Objective -
Render the lines starting at the one containing "Patent image size: (854, 726)." and ending at the one containing "The bolt 17 is at (690, 373)." as a numbered list, skipping blank lines.

Entries provided -
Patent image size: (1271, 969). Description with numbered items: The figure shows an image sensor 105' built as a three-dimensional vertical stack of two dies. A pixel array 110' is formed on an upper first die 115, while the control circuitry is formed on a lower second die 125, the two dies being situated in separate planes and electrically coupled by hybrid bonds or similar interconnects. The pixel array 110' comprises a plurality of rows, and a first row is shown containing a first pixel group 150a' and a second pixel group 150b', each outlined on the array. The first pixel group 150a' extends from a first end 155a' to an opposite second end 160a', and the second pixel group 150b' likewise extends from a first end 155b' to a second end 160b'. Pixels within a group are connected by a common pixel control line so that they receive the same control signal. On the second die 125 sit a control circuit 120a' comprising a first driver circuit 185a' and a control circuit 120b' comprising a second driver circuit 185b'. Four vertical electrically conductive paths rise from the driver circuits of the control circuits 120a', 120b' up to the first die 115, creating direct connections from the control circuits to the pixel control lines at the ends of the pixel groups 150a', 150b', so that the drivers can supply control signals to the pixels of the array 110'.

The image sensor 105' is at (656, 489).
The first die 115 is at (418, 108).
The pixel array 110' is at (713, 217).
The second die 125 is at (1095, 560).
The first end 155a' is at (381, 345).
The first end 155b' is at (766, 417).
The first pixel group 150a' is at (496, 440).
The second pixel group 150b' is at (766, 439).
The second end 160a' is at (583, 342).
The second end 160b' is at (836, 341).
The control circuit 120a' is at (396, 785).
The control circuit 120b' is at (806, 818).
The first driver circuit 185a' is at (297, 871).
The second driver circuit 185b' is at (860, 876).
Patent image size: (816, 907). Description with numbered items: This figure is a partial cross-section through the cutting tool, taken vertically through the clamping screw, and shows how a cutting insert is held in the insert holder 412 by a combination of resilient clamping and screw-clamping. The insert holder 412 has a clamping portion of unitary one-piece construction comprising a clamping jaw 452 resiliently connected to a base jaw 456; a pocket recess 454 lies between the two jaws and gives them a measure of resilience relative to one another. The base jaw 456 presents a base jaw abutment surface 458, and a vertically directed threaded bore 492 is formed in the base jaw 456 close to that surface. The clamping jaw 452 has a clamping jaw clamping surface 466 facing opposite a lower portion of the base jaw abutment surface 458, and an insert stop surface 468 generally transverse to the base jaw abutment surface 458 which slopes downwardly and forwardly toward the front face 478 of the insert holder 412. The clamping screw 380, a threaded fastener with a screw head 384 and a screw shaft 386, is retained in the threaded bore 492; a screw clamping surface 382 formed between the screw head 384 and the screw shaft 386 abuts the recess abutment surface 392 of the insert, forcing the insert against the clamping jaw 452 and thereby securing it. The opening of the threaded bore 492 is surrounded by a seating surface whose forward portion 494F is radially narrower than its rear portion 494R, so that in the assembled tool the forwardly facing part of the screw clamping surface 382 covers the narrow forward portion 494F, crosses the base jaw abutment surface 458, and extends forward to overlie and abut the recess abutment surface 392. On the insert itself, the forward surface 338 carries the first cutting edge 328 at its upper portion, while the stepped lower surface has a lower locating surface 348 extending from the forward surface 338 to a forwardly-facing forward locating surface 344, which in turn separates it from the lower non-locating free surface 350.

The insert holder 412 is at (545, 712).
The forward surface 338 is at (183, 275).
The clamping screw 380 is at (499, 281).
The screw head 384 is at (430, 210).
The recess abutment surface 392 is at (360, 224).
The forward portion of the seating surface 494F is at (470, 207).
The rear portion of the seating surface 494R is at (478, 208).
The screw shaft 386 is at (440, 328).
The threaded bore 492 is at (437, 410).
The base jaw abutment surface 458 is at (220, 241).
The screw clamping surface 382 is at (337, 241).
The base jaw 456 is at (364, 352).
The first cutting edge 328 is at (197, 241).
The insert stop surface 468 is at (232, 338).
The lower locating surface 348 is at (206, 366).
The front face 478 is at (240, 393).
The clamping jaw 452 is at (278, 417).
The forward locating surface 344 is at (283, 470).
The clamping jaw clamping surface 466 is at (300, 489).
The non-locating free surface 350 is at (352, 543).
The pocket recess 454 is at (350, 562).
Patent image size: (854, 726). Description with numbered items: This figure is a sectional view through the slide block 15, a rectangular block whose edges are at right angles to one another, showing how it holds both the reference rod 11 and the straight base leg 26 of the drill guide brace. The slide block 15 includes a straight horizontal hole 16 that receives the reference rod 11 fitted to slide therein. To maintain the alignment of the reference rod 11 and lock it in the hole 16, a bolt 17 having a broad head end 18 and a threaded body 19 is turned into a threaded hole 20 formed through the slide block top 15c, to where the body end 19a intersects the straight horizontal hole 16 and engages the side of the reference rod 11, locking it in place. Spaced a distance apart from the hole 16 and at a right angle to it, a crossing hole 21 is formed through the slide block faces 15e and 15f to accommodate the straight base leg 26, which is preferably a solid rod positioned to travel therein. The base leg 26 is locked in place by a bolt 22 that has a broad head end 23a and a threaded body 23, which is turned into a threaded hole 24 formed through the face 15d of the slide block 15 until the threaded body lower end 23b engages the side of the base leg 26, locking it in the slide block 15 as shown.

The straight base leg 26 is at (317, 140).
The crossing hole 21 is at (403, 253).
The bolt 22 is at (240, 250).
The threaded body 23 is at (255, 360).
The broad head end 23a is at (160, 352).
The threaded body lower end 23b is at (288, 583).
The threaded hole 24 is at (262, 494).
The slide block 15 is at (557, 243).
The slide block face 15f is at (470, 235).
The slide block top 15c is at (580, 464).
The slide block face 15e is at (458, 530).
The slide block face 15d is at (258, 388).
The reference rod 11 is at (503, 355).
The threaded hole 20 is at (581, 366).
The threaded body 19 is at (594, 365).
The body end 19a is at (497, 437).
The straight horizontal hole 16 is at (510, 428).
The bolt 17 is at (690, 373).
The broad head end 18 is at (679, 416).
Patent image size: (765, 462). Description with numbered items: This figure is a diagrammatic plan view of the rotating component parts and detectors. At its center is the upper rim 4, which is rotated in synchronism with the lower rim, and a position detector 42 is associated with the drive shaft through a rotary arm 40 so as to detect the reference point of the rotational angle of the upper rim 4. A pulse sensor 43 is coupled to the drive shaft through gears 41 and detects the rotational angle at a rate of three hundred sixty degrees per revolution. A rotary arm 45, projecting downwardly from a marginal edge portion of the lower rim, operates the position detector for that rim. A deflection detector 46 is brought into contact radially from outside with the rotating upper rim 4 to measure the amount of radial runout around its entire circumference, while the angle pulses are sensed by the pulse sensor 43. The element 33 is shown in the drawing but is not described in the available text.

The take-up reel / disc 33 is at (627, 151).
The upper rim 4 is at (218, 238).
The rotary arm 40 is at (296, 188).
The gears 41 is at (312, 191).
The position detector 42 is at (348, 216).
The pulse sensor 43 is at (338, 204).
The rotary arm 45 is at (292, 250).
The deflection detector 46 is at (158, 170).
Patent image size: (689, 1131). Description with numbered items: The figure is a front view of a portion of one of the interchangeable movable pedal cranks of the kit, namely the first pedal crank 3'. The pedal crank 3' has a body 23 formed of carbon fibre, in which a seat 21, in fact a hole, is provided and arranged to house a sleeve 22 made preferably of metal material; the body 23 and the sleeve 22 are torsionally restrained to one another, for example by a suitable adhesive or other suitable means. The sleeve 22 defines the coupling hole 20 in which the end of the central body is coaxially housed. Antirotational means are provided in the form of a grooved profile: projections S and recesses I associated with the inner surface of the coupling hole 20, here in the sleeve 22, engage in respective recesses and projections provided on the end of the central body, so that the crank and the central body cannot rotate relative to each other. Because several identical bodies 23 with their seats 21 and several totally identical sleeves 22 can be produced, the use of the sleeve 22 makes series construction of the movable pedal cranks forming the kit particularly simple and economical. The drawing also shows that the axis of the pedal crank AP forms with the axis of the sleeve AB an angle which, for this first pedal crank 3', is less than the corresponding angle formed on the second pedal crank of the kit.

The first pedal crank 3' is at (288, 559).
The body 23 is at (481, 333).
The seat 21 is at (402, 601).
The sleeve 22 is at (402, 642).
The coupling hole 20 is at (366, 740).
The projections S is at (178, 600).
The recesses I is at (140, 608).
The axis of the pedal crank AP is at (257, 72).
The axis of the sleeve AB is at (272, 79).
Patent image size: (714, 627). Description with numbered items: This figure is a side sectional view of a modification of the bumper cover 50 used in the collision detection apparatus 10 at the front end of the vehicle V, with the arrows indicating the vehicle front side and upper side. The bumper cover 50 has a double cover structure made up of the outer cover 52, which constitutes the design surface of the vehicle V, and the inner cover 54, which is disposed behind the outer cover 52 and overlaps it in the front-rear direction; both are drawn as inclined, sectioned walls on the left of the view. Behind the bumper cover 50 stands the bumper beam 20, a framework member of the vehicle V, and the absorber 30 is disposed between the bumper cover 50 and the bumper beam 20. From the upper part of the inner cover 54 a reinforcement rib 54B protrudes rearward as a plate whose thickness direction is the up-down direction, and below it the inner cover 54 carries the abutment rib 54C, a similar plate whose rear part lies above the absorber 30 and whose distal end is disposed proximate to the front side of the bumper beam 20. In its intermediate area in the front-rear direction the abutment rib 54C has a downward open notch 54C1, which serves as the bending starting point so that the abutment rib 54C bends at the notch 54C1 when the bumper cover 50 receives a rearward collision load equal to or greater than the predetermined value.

Expected answer -
1. Patent image size: (854, 726). Description with numbered items: This figure is a sectional view through the slide block 15, a rectangular block whose edges are at right angles to one another, showing how it holds both the reference rod 11 and the straight base leg 26 of the drill guide brace. The slide block 15 includes a straight horizontal hole 16 that receives the reference rod 11 fitted to slide therein. To maintain the alignment of the reference rod 11 and lock it in the hole 16, a bolt 17 having a broad head end 18 and a threaded body 19 is turned into a threaded hole 20 formed through the slide block top 15c, to where the body end 19a intersects the straight horizontal hole 16 and engages the side of the reference rod 11, locking it in place. Spaced a distance apart from the hole 16 and at a right angle to it, a crossing hole 21 is formed through the slide block faces 15e and 15f to accommodate the straight base leg 26, which is preferably a solid rod positioned to travel therein. The base leg 26 is locked in place by a bolt 22 that has a broad head end 23a and a threaded body 23, which is turned into a threaded hole 24 formed through the face 15d of the slide block 15 until the threaded body lower end 23b engages the side of the base leg 26, locking it in the slide block 15 as shown.
2. The straight base leg 26 is at (317, 140).
3. The crossing hole 21 is at (403, 253).
4. The bolt 22 is at (240, 250).
5. The threaded body 23 is at (255, 360).
6. The broad head end 23a is at (160, 352).
7. The threaded body lower end 23b is at (288, 583).
8. The threaded hole 24 is at (262, 494).
9. The slide block 15 is at (557, 243).
10. The slide block face 15f is at (470, 235).
11. The slide block top 15c is at (580, 464).
12. The slide block face 15e is at (458, 530).
13. The slide block face 15d is at (258, 388).
14. The reference rod 11 is at (503, 355).
15. The threaded hole 20 is at (581, 366).
16. The threaded body 19 is at (594, 365).
17. The body end 19a is at (497, 437).
18. The straight horizontal hole 16 is at (510, 428).
19. The bolt 17 is at (690, 373).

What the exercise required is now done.